Spatial annotation records

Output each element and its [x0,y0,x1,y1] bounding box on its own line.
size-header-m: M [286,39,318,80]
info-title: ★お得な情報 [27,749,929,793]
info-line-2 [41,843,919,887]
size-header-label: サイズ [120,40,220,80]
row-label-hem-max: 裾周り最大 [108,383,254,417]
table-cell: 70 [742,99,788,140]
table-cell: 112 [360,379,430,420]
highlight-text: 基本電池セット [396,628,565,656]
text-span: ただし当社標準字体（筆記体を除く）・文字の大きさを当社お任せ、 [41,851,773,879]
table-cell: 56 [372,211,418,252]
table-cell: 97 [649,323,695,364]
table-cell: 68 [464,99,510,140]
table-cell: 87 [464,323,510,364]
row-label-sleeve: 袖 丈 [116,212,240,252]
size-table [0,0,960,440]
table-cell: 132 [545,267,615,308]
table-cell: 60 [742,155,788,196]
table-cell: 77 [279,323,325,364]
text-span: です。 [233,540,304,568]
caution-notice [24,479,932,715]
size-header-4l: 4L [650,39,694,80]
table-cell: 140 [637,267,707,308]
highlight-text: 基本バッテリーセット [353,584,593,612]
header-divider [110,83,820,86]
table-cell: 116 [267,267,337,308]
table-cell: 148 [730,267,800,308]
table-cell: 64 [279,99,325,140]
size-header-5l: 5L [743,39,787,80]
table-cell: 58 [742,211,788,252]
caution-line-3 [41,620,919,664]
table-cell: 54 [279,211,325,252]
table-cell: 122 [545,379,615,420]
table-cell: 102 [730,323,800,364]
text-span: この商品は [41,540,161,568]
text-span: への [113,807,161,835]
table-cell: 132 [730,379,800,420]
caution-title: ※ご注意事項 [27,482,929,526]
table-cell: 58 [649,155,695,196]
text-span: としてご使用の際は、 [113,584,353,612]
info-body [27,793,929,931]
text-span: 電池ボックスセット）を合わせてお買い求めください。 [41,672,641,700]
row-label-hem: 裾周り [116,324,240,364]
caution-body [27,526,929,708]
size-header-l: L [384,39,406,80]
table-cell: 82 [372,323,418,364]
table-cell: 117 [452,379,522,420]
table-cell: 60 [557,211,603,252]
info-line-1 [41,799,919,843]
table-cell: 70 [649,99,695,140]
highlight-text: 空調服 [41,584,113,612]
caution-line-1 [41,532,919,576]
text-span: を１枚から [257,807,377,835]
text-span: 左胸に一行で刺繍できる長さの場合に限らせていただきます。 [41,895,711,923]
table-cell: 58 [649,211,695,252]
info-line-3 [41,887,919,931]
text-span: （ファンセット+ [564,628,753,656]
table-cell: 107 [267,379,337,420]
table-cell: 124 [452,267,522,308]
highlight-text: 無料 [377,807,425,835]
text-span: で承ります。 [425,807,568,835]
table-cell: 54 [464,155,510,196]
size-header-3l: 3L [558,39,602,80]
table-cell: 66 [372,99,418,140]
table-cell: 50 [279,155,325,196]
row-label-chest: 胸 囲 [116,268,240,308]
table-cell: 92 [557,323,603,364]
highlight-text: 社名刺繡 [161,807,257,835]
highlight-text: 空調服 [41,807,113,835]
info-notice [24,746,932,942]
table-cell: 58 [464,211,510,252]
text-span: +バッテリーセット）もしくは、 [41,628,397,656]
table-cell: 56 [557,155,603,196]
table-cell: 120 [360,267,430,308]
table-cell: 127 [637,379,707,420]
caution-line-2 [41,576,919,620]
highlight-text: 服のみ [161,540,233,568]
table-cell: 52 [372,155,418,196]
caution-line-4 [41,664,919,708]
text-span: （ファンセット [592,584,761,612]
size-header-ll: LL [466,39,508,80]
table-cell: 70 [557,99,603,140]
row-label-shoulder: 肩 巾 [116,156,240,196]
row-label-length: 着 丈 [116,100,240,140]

■ **GIVEN TASK**
Can you reproduce every one of the lines above, character for character, without changing anything?

■ **RIGHT ANSWER**
Output each element and its [x0,y0,x1,y1] bounding box on its own line.
size-header-m: M [286,39,318,80]
info-title: ★お得な情報 [27,749,929,793]
info-line-2 [41,843,919,887]
size-header-label: サイズ [120,40,220,80]
row-label-hem-max: 裾周り最大 [108,383,254,417]
table-cell: 70 [742,99,788,140]
table-cell: 112 [360,379,430,420]
highlight-text: 基本電池セット [396,628,565,656]
text-span: ただし当社標準字体（筆記体を除く）・文字の大きさを当社お任せ、 [41,851,773,879]
table-cell: 56 [372,211,418,252]
table-cell: 97 [649,323,695,364]
table-cell: 68 [464,99,510,140]
table-cell: 87 [464,323,510,364]
row-label-sleeve: 袖 丈 [116,212,240,252]
size-table [0,0,960,440]
table-cell: 132 [545,267,615,308]
table-cell: 60 [742,155,788,196]
table-cell: 77 [279,323,325,364]
text-span: です。 [233,540,304,568]
caution-notice [24,479,932,715]
size-header-4l: 4L [650,39,694,80]
table-cell: 140 [637,267,707,308]
highlight-text: 基本バッテリーセット [353,584,593,612]
header-divider [110,83,820,86]
table-cell: 116 [267,267,337,308]
table-cell: 148 [730,267,800,308]
table-cell: 64 [279,99,325,140]
size-header-5l: 5L [743,39,787,80]
table-cell: 58 [742,211,788,252]
caution-line-3 [41,620,919,664]
table-cell: 54 [279,211,325,252]
table-cell: 122 [545,379,615,420]
table-cell: 102 [730,323,800,364]
text-span: この商品は [41,540,161,568]
text-span: への [113,807,161,835]
table-cell: 132 [730,379,800,420]
caution-title: ※ご注意事項 [27,482,929,526]
table-cell: 58 [649,155,695,196]
text-span: としてご使用の際は、 [113,584,353,612]
info-body [27,793,929,931]
text-span: 電池ボックスセット）を合わせてお買い求めください。 [41,672,641,700]
row-label-hem: 裾周り [116,324,240,364]
caution-body [27,526,929,708]
size-header-l: L [384,39,406,80]
table-cell: 82 [372,323,418,364]
table-cell: 117 [452,379,522,420]
table-cell: 60 [557,211,603,252]
info-line-1 [41,799,919,843]
table-cell: 70 [649,99,695,140]
highlight-text: 空調服 [41,584,113,612]
caution-line-1 [41,532,919,576]
text-span: を１枚から [257,807,377,835]
text-span: 左胸に一行で刺繍できる長さの場合に限らせていただきます。 [41,895,711,923]
table-cell: 58 [649,211,695,252]
info-line-3 [41,887,919,931]
text-span: （ファンセット+ [564,628,753,656]
table-cell: 107 [267,379,337,420]
table-cell: 124 [452,267,522,308]
highlight-text: 無料 [377,807,425,835]
text-span: で承ります。 [425,807,568,835]
table-cell: 54 [464,155,510,196]
size-header-3l: 3L [558,39,602,80]
table-cell: 66 [372,99,418,140]
table-cell: 50 [279,155,325,196]
row-label-chest: 胸 囲 [116,268,240,308]
table-cell: 92 [557,323,603,364]
highlight-text: 社名刺繡 [161,807,257,835]
highlight-text: 空調服 [41,807,113,835]
info-notice [24,746,932,942]
table-cell: 58 [464,211,510,252]
text-span: +バッテリーセット）もしくは、 [41,628,397,656]
table-cell: 56 [557,155,603,196]
table-cell: 120 [360,267,430,308]
table-cell: 127 [637,379,707,420]
caution-line-2 [41,576,919,620]
highlight-text: 服のみ [161,540,233,568]
table-cell: 52 [372,155,418,196]
caution-line-4 [41,664,919,708]
text-span: （ファンセット [592,584,761,612]
size-header-ll: LL [466,39,508,80]
table-cell: 70 [557,99,603,140]
row-label-shoulder: 肩 巾 [116,156,240,196]
row-label-length: 着 丈 [116,100,240,140]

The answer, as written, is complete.